_ENTRIES SUPPLIED_:

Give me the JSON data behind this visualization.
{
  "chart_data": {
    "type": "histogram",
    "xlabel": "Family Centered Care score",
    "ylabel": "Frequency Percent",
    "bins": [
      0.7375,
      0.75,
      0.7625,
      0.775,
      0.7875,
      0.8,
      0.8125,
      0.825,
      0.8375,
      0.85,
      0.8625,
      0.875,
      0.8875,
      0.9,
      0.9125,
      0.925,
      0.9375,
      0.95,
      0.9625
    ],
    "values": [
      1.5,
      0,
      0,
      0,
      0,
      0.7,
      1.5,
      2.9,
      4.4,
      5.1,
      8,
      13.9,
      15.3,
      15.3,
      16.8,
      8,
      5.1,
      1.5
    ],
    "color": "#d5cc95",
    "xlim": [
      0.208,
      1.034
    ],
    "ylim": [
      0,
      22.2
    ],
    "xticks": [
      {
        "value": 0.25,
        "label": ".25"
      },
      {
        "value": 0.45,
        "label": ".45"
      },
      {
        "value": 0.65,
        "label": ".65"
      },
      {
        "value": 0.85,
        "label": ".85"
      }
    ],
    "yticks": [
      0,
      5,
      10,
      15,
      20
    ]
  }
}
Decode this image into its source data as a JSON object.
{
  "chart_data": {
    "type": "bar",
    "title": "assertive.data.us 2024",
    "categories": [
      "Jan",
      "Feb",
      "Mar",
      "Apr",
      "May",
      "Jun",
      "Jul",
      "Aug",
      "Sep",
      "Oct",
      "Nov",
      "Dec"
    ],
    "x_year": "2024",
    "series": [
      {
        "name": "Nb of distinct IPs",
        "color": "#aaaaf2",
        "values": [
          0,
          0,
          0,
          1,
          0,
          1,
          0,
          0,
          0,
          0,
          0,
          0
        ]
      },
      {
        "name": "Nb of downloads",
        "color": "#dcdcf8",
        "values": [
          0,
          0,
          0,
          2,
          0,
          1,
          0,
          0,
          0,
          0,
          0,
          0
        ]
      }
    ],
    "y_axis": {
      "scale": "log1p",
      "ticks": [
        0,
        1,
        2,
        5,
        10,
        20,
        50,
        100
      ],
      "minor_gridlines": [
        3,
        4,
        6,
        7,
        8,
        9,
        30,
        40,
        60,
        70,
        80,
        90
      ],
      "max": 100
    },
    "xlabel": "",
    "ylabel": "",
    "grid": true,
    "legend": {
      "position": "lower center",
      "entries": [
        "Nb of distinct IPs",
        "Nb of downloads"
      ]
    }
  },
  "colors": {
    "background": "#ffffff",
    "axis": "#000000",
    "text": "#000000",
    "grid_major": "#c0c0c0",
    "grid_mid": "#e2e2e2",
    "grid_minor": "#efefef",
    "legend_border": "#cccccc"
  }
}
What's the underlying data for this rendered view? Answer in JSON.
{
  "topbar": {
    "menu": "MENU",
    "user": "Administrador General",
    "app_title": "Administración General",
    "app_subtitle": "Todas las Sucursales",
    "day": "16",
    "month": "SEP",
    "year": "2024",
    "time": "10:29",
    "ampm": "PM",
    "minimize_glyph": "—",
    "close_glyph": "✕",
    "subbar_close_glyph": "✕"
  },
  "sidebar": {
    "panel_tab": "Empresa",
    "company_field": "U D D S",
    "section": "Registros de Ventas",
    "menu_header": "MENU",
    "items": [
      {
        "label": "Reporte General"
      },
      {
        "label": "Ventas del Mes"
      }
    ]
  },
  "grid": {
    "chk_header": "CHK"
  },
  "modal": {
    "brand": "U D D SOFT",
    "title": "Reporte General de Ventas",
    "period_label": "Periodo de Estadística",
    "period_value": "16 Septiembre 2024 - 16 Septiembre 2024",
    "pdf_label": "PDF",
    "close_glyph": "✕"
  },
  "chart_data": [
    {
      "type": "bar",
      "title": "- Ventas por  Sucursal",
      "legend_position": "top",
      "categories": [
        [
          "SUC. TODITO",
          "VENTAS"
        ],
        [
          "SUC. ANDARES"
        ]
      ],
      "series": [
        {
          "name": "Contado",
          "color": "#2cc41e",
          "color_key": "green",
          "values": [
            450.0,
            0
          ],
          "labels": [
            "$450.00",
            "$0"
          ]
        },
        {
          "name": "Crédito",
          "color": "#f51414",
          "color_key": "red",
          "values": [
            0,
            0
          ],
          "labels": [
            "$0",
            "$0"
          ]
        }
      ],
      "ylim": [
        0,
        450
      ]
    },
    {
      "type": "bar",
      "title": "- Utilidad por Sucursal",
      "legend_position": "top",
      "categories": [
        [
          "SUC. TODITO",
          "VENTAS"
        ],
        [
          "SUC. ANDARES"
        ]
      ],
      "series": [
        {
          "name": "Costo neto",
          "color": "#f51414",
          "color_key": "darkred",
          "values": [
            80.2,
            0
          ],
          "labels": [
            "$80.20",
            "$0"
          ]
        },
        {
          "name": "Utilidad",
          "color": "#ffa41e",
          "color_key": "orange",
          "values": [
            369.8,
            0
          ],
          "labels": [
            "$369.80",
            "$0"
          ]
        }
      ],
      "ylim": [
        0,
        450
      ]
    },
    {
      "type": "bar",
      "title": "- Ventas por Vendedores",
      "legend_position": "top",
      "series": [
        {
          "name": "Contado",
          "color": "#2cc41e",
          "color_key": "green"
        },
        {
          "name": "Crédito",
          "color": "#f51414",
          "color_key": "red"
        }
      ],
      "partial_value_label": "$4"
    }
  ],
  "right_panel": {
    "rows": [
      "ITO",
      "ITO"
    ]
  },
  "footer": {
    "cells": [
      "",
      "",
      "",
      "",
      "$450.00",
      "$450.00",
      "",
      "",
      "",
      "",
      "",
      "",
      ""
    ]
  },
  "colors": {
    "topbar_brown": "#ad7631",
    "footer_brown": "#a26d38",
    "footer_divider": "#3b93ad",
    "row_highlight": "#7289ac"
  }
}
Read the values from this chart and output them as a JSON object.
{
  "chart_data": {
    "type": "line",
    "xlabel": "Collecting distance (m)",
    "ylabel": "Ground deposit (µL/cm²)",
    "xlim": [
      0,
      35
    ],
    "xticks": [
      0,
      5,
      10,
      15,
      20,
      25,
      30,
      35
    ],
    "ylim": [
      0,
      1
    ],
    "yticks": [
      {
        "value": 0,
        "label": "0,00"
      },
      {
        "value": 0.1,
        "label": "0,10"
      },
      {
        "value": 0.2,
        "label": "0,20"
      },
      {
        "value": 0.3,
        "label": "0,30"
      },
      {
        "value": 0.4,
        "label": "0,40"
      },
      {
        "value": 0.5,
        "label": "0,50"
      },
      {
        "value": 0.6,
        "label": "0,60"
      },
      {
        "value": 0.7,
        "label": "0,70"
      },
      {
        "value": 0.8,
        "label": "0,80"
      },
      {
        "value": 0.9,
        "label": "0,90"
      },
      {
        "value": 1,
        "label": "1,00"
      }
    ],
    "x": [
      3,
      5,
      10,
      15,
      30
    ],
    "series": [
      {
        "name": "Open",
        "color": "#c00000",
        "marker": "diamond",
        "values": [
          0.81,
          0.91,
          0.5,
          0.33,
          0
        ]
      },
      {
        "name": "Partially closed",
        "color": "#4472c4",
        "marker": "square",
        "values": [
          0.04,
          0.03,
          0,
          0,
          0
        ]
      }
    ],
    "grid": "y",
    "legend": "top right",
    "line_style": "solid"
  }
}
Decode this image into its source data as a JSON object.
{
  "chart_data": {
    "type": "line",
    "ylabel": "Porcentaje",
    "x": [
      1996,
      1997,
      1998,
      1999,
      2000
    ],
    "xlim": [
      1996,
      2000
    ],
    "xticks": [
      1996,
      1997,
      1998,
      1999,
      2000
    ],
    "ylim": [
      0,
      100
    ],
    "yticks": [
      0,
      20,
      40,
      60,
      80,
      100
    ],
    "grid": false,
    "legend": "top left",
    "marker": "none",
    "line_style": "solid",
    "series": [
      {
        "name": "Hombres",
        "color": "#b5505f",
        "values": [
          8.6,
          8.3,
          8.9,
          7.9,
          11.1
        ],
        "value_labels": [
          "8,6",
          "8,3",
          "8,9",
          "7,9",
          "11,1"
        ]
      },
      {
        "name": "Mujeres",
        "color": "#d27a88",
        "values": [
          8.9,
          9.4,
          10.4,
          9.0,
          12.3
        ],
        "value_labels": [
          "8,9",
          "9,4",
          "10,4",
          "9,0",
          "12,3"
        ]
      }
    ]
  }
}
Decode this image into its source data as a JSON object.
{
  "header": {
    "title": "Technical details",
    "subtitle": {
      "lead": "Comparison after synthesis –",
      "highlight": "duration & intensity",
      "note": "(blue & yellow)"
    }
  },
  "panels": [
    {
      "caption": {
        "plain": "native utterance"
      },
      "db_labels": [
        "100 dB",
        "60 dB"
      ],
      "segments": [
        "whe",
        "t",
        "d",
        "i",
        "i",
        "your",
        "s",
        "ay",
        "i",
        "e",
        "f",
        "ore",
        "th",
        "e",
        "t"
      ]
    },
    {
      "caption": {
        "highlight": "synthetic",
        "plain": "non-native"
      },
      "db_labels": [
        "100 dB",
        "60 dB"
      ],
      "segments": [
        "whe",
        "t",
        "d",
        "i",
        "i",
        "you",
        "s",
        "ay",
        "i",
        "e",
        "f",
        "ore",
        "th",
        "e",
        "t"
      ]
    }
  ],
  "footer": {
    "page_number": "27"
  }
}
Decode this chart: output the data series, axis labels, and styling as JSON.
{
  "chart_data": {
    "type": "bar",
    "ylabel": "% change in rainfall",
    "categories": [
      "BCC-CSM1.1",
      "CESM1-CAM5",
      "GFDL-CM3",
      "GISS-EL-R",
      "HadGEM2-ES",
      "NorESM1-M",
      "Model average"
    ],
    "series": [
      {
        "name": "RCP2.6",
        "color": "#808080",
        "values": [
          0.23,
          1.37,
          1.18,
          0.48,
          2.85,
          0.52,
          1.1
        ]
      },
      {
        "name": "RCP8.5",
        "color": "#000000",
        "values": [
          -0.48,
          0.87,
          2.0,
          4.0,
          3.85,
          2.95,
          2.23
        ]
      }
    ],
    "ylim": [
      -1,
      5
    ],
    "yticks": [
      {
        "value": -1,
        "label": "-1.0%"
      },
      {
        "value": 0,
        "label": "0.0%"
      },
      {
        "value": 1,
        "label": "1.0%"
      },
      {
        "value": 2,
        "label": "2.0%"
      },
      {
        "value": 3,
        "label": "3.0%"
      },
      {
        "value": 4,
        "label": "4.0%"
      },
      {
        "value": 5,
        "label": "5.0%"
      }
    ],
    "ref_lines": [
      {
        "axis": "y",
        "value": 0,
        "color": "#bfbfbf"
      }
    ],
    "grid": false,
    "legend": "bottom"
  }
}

_TASK DETAILS_:
Return only the number of lines in the preceding records that contain the string "distinct".

_FINAL RESULT_:
2